## SOURCE RECORDS:
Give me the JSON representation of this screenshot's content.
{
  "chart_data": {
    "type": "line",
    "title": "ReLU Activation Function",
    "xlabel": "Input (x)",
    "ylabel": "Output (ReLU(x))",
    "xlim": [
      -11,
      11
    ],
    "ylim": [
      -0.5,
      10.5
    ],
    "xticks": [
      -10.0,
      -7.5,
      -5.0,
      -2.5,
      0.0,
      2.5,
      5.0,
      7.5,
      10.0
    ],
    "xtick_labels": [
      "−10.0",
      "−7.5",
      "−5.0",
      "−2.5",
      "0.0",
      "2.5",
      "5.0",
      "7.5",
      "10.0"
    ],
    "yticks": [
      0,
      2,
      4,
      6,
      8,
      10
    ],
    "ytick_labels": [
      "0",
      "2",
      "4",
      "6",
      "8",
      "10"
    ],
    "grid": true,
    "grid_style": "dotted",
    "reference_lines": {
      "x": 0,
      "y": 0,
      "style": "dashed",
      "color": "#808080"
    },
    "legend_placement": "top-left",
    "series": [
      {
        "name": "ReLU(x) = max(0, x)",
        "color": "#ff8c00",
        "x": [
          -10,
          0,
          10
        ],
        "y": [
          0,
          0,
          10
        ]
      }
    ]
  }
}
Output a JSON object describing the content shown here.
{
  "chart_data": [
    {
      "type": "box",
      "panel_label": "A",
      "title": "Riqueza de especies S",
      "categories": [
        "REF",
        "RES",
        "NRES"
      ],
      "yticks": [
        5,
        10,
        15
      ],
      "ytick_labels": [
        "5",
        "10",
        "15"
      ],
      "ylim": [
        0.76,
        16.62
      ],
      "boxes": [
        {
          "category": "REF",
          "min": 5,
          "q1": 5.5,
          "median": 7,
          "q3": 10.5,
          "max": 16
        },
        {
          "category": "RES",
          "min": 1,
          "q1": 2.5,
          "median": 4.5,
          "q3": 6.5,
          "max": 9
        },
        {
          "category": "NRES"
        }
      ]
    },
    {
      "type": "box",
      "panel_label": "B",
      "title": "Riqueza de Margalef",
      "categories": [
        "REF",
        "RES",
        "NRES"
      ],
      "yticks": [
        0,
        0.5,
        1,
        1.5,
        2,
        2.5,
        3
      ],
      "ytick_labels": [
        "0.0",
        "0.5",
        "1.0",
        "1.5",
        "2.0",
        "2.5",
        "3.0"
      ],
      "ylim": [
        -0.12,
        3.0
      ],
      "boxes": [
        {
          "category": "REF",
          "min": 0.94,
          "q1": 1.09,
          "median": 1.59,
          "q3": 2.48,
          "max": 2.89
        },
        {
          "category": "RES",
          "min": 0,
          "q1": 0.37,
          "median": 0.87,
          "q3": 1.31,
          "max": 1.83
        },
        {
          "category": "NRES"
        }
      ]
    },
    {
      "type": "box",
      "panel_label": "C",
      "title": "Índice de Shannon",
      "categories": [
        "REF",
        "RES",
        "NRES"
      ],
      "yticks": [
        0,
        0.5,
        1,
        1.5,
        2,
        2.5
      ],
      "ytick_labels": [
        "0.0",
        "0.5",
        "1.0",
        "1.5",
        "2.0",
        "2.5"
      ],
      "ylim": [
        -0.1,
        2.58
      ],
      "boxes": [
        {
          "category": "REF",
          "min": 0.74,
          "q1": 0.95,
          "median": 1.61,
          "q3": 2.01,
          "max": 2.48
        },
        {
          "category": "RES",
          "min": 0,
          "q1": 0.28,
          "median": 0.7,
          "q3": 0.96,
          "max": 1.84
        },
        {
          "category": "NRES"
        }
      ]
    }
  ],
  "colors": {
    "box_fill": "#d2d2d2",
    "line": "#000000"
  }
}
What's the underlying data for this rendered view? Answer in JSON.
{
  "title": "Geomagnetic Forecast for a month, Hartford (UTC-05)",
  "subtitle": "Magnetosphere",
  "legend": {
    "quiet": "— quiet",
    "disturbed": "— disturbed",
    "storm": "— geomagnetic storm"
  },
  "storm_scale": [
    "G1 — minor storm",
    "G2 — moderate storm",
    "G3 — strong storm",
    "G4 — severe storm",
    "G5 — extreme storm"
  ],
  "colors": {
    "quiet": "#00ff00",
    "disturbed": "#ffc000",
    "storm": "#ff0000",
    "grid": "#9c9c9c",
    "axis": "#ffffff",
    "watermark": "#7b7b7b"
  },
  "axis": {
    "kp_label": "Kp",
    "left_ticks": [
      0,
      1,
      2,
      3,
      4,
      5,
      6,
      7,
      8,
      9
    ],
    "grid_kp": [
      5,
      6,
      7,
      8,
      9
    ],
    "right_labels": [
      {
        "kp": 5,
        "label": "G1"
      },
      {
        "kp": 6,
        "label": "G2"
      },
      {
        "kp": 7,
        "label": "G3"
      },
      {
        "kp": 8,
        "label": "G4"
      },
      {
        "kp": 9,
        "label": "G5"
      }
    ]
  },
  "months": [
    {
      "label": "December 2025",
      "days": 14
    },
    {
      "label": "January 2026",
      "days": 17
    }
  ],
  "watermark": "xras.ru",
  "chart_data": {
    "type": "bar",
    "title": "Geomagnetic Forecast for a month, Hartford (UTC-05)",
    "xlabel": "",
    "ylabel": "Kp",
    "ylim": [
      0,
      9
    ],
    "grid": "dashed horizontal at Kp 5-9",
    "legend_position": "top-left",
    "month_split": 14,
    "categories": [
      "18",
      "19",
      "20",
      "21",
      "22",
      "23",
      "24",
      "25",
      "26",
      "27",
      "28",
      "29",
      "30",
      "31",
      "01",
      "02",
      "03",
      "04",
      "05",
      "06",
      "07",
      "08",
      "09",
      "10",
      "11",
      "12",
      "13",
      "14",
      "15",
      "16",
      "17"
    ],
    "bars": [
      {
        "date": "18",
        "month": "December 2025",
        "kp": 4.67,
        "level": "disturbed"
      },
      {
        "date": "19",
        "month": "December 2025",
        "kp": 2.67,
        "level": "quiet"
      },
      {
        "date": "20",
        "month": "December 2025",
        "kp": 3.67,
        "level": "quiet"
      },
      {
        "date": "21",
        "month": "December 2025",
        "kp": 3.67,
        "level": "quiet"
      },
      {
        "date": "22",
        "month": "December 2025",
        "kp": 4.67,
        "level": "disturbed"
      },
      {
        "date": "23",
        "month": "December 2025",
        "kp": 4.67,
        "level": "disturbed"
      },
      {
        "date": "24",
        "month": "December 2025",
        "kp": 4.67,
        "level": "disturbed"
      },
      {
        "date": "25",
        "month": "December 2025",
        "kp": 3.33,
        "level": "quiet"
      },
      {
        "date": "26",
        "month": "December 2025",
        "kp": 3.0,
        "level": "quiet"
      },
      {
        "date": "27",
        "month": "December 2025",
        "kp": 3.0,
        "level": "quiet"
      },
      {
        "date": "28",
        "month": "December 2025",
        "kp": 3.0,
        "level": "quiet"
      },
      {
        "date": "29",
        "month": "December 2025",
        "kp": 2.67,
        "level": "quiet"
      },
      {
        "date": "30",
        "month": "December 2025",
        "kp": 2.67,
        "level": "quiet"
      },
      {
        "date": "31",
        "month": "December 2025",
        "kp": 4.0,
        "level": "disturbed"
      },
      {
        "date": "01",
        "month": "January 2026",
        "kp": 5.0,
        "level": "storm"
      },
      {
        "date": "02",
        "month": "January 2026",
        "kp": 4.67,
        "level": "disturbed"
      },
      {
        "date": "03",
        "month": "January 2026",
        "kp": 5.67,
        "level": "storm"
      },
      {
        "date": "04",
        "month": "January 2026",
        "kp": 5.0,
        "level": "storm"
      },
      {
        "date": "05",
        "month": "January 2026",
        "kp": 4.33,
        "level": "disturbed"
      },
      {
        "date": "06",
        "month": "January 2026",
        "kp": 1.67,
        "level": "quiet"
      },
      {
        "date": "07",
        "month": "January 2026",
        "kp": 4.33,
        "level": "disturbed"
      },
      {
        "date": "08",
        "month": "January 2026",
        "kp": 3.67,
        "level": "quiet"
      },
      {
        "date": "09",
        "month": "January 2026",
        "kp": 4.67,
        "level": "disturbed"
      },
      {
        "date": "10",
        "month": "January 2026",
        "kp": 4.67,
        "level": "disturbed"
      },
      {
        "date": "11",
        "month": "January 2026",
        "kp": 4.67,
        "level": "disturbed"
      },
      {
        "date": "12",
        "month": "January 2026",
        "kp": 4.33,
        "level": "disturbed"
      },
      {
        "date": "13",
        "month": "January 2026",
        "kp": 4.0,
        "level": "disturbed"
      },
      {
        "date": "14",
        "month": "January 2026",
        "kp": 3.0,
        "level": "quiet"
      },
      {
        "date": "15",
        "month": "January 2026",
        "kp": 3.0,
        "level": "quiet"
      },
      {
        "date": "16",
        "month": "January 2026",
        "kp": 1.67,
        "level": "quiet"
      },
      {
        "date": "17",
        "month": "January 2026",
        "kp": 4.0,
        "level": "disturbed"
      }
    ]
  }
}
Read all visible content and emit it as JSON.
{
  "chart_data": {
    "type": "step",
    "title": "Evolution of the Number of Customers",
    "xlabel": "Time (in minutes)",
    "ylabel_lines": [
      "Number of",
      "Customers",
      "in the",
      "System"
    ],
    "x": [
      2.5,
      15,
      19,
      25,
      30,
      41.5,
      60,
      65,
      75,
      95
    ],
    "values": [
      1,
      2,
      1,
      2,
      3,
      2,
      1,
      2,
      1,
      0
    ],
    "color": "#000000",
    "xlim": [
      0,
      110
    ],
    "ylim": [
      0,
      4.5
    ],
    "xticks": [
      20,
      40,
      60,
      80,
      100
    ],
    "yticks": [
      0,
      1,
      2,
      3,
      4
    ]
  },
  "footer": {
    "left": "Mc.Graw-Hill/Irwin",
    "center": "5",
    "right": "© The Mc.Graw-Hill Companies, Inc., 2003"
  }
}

## WHAT TO DO:
Pick out all lines from the data above in which the word "Forecast" appears.

## SOLUTION:
  "title": "Geomagnetic Forecast for a month, Hartford (UTC-05)",
    "title": "Geomagnetic Forecast for a month, Hartford (UTC-05)",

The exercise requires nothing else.